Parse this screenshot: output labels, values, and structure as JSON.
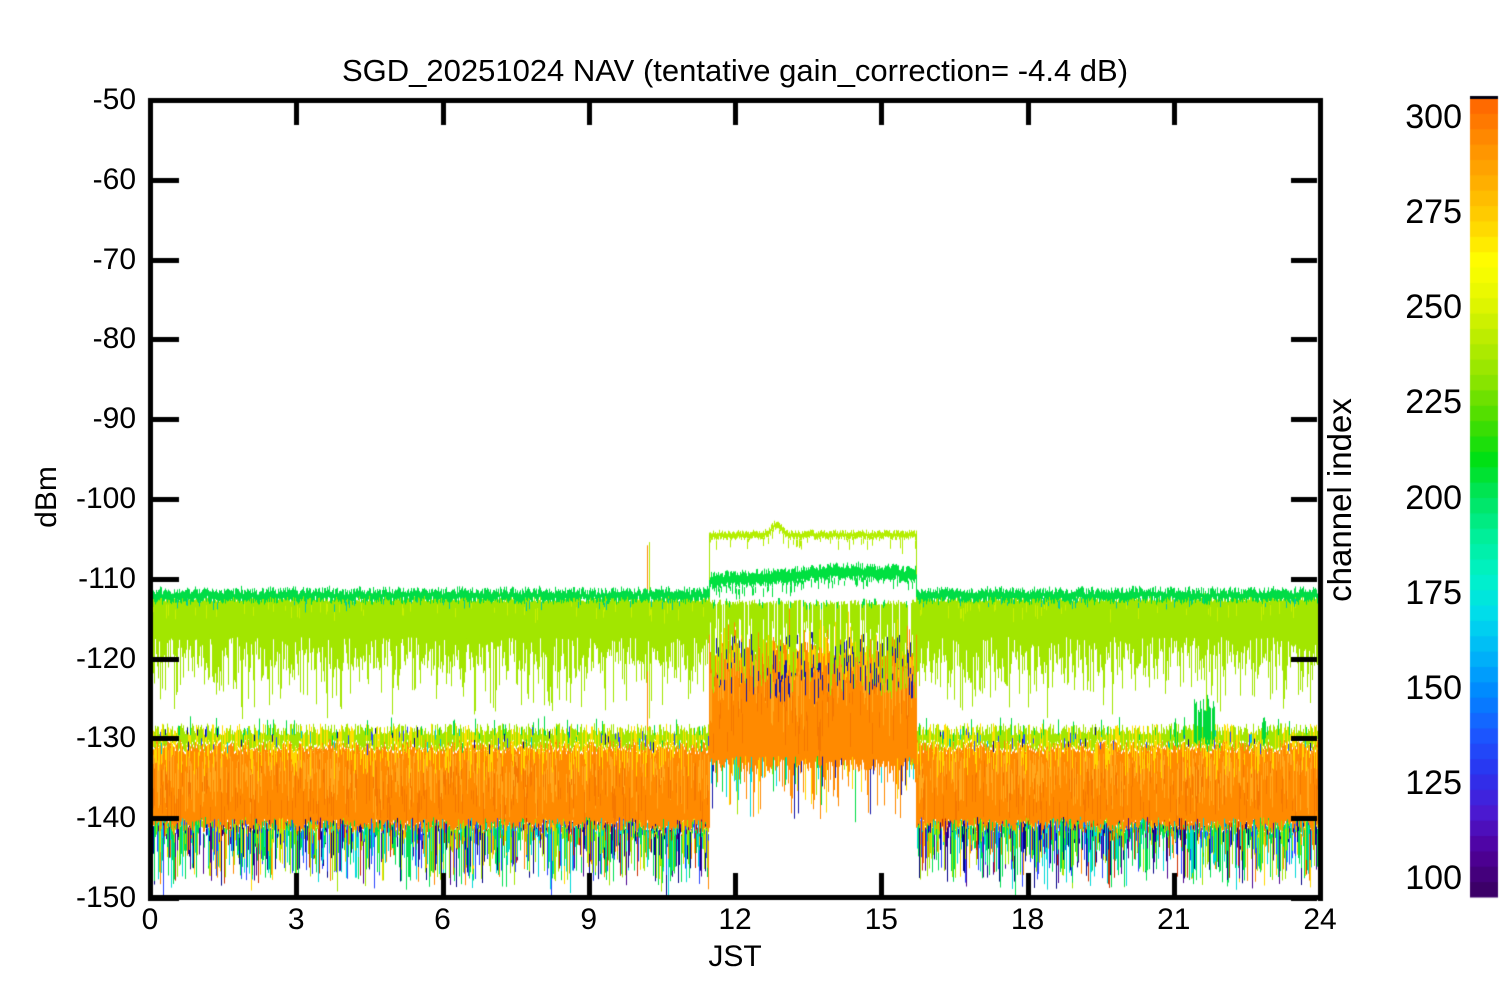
{
  "page": {
    "background": "#ffffff"
  },
  "chart_data": {
    "type": "line",
    "title": "SGD_20251024 NAV (tentative gain_correction= -4.4 dB)",
    "xlabel": "JST",
    "ylabel": "dBm",
    "xlim": [
      0,
      24
    ],
    "ylim": [
      -150,
      -50
    ],
    "xticks": [
      0,
      3,
      6,
      9,
      12,
      15,
      18,
      21,
      24
    ],
    "yticks": [
      -50,
      -60,
      -70,
      -80,
      -90,
      -100,
      -110,
      -120,
      -130,
      -140,
      -150
    ],
    "grid": false,
    "frame_color": "#000000",
    "colorbar": {
      "label": "channel index",
      "ticks": [
        300,
        275,
        250,
        225,
        200,
        175,
        150,
        125,
        100
      ],
      "value_range": [
        95,
        305
      ],
      "gradient_low_to_high": [
        "#3c0068",
        "#50009c",
        "#4b1ad2",
        "#2a34f0",
        "#1b58ff",
        "#0087ff",
        "#00b4f8",
        "#00dcec",
        "#00f2c8",
        "#00ef9a",
        "#00e560",
        "#00e012",
        "#4ade00",
        "#8ce400",
        "#b8ec00",
        "#e2f600",
        "#ffff00",
        "#ffd400",
        "#ffb000",
        "#ff9000",
        "#ff6a00"
      ]
    },
    "series_summary": [
      {
        "name": "quiet green channel line",
        "level_dbm": -112,
        "t_range": [
          0,
          24
        ],
        "color": "#00dc46"
      },
      {
        "name": "chartreuse channel cluster band",
        "top_dbm": -112.2,
        "dense_bottom_dbm": -120,
        "spike_bottom_dbm": -127.8,
        "t_range": [
          0,
          24
        ],
        "color": "#a2e600"
      },
      {
        "name": "orange high-channel noise floor",
        "top_dbm": -130.4,
        "bottom_dbm": -141,
        "t_range": [
          0,
          24
        ],
        "color": "#ff8a00"
      },
      {
        "name": "low-channel noise tail",
        "top_dbm": -140.5,
        "typical_bottom_dbm": -147,
        "max_bottom_dbm": -149.5
      },
      {
        "name": "daytime elevated window",
        "t_range": [
          11.47,
          15.71
        ],
        "top_line_dbm": -104.4,
        "green_line_dbm": -109.8,
        "orange_top_dbm": -118.5,
        "floor_dbm": -140
      }
    ],
    "events": {
      "narrow_spike_pair": {
        "t": 10.2,
        "peak_dbm": -105.5,
        "colors": [
          "#ff8a00",
          "#b4ee00"
        ]
      },
      "green_bursts": [
        {
          "t": 21.02,
          "width_h": 0.1,
          "peak_dbm": -127.0
        },
        {
          "t": 21.62,
          "width_h": 0.42,
          "peak_dbm": -124.3
        },
        {
          "t": 22.84,
          "width_h": 0.08,
          "peak_dbm": -126.2
        }
      ]
    },
    "render": {
      "window_t": [
        11.458,
        15.723
      ],
      "colors": {
        "chartreuse": "#a2e600",
        "chartreuse_bright": "#c8f000",
        "green": "#00dc46",
        "green_window": "#00e040",
        "topline": "#b4ee00",
        "orange": "#ff8a00",
        "orange_light": "#ffa81e",
        "orange_dark": "#f57800",
        "yellow": "#ffd800",
        "yellow2": "#ffe000",
        "navy": "#1616a8",
        "teal": "#00c8a0",
        "burst_green": "#00d83c"
      },
      "tail_palette": [
        [
          "#00e050",
          0.26
        ],
        [
          "#00d8d8",
          0.14
        ],
        [
          "#a2e600",
          0.16
        ],
        [
          "#2a44ff",
          0.12
        ],
        [
          "#000088",
          0.1
        ],
        [
          "#4a0090",
          0.08
        ],
        [
          "#ff8a00",
          0.06
        ],
        [
          "#ffd800",
          0.04
        ],
        [
          "#cc2e00",
          0.04
        ]
      ],
      "dot_palette": [
        [
          "#2a44ff",
          0.35
        ],
        [
          "#000090",
          0.3
        ],
        [
          "#00c8e0",
          0.2
        ],
        [
          "#00dc46",
          0.15
        ]
      ],
      "below_palette": [
        [
          "#ff8a00",
          0.5
        ],
        [
          "#ffd800",
          0.12
        ],
        [
          "#00dc46",
          0.13
        ],
        [
          "#00d8d8",
          0.09
        ],
        [
          "#1616a8",
          0.09
        ],
        [
          "#a2e600",
          0.07
        ]
      ],
      "window_green_pts": [
        [
          11.47,
          -110.15
        ],
        [
          12.6,
          -109.85
        ],
        [
          14.2,
          -109.05
        ],
        [
          15.3,
          -109.3
        ],
        [
          15.72,
          -109.45
        ]
      ],
      "top_line": {
        "level": -104.45,
        "bump_t": 12.85,
        "bump_sigma": 0.14,
        "bump_amp": 1.35,
        "notch_t": 15.42
      },
      "bands": {
        "green_line_level": -112.0,
        "band_top": -111.8,
        "band_dense_bottom_min": -117.3,
        "band_dense_bottom_rand": 4.3,
        "fringe_top": -128.1,
        "orange_top": -130.4,
        "orange_bottom": -140.1,
        "tail_clamp": -149.8,
        "win_orange_top": -118.5,
        "win_orange_bottom": -132.6,
        "win_floor": -140.5,
        "navy_top": -116.6,
        "navy_span": 6.6
      }
    }
  }
}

——

** EXERCISE BRIEF **
Repeat each entry exactly as it appears; skip any picture.

** THE COMPLETED TASK **
Parse this screenshot: output labels, values, and structure as JSON.
{
  "page": {
    "background": "#ffffff"
  },
  "chart_data": {
    "type": "line",
    "title": "SGD_20251024 NAV (tentative gain_correction= -4.4 dB)",
    "xlabel": "JST",
    "ylabel": "dBm",
    "xlim": [
      0,
      24
    ],
    "ylim": [
      -150,
      -50
    ],
    "xticks": [
      0,
      3,
      6,
      9,
      12,
      15,
      18,
      21,
      24
    ],
    "yticks": [
      -50,
      -60,
      -70,
      -80,
      -90,
      -100,
      -110,
      -120,
      -130,
      -140,
      -150
    ],
    "grid": false,
    "frame_color": "#000000",
    "colorbar": {
      "label": "channel index",
      "ticks": [
        300,
        275,
        250,
        225,
        200,
        175,
        150,
        125,
        100
      ],
      "value_range": [
        95,
        305
      ],
      "gradient_low_to_high": [
        "#3c0068",
        "#50009c",
        "#4b1ad2",
        "#2a34f0",
        "#1b58ff",
        "#0087ff",
        "#00b4f8",
        "#00dcec",
        "#00f2c8",
        "#00ef9a",
        "#00e560",
        "#00e012",
        "#4ade00",
        "#8ce400",
        "#b8ec00",
        "#e2f600",
        "#ffff00",
        "#ffd400",
        "#ffb000",
        "#ff9000",
        "#ff6a00"
      ]
    },
    "series_summary": [
      {
        "name": "quiet green channel line",
        "level_dbm": -112,
        "t_range": [
          0,
          24
        ],
        "color": "#00dc46"
      },
      {
        "name": "chartreuse channel cluster band",
        "top_dbm": -112.2,
        "dense_bottom_dbm": -120,
        "spike_bottom_dbm": -127.8,
        "t_range": [
          0,
          24
        ],
        "color": "#a2e600"
      },
      {
        "name": "orange high-channel noise floor",
        "top_dbm": -130.4,
        "bottom_dbm": -141,
        "t_range": [
          0,
          24
        ],
        "color": "#ff8a00"
      },
      {
        "name": "low-channel noise tail",
        "top_dbm": -140.5,
        "typical_bottom_dbm": -147,
        "max_bottom_dbm": -149.5
      },
      {
        "name": "daytime elevated window",
        "t_range": [
          11.47,
          15.71
        ],
        "top_line_dbm": -104.4,
        "green_line_dbm": -109.8,
        "orange_top_dbm": -118.5,
        "floor_dbm": -140
      }
    ],
    "events": {
      "narrow_spike_pair": {
        "t": 10.2,
        "peak_dbm": -105.5,
        "colors": [
          "#ff8a00",
          "#b4ee00"
        ]
      },
      "green_bursts": [
        {
          "t": 21.02,
          "width_h": 0.1,
          "peak_dbm": -127.0
        },
        {
          "t": 21.62,
          "width_h": 0.42,
          "peak_dbm": -124.3
        },
        {
          "t": 22.84,
          "width_h": 0.08,
          "peak_dbm": -126.2
        }
      ]
    },
    "render": {
      "window_t": [
        11.458,
        15.723
      ],
      "colors": {
        "chartreuse": "#a2e600",
        "chartreuse_bright": "#c8f000",
        "green": "#00dc46",
        "green_window": "#00e040",
        "topline": "#b4ee00",
        "orange": "#ff8a00",
        "orange_light": "#ffa81e",
        "orange_dark": "#f57800",
        "yellow": "#ffd800",
        "yellow2": "#ffe000",
        "navy": "#1616a8",
        "teal": "#00c8a0",
        "burst_green": "#00d83c"
      },
      "tail_palette": [
        [
          "#00e050",
          0.26
        ],
        [
          "#00d8d8",
          0.14
        ],
        [
          "#a2e600",
          0.16
        ],
        [
          "#2a44ff",
          0.12
        ],
        [
          "#000088",
          0.1
        ],
        [
          "#4a0090",
          0.08
        ],
        [
          "#ff8a00",
          0.06
        ],
        [
          "#ffd800",
          0.04
        ],
        [
          "#cc2e00",
          0.04
        ]
      ],
      "dot_palette": [
        [
          "#2a44ff",
          0.35
        ],
        [
          "#000090",
          0.3
        ],
        [
          "#00c8e0",
          0.2
        ],
        [
          "#00dc46",
          0.15
        ]
      ],
      "below_palette": [
        [
          "#ff8a00",
          0.5
        ],
        [
          "#ffd800",
          0.12
        ],
        [
          "#00dc46",
          0.13
        ],
        [
          "#00d8d8",
          0.09
        ],
        [
          "#1616a8",
          0.09
        ],
        [
          "#a2e600",
          0.07
        ]
      ],
      "window_green_pts": [
        [
          11.47,
          -110.15
        ],
        [
          12.6,
          -109.85
        ],
        [
          14.2,
          -109.05
        ],
        [
          15.3,
          -109.3
        ],
        [
          15.72,
          -109.45
        ]
      ],
      "top_line": {
        "level": -104.45,
        "bump_t": 12.85,
        "bump_sigma": 0.14,
        "bump_amp": 1.35,
        "notch_t": 15.42
      },
      "bands": {
        "green_line_level": -112.0,
        "band_top": -111.8,
        "band_dense_bottom_min": -117.3,
        "band_dense_bottom_rand": 4.3,
        "fringe_top": -128.1,
        "orange_top": -130.4,
        "orange_bottom": -140.1,
        "tail_clamp": -149.8,
        "win_orange_top": -118.5,
        "win_orange_bottom": -132.6,
        "win_floor": -140.5,
        "navy_top": -116.6,
        "navy_span": 6.6
      }
    }
  }
}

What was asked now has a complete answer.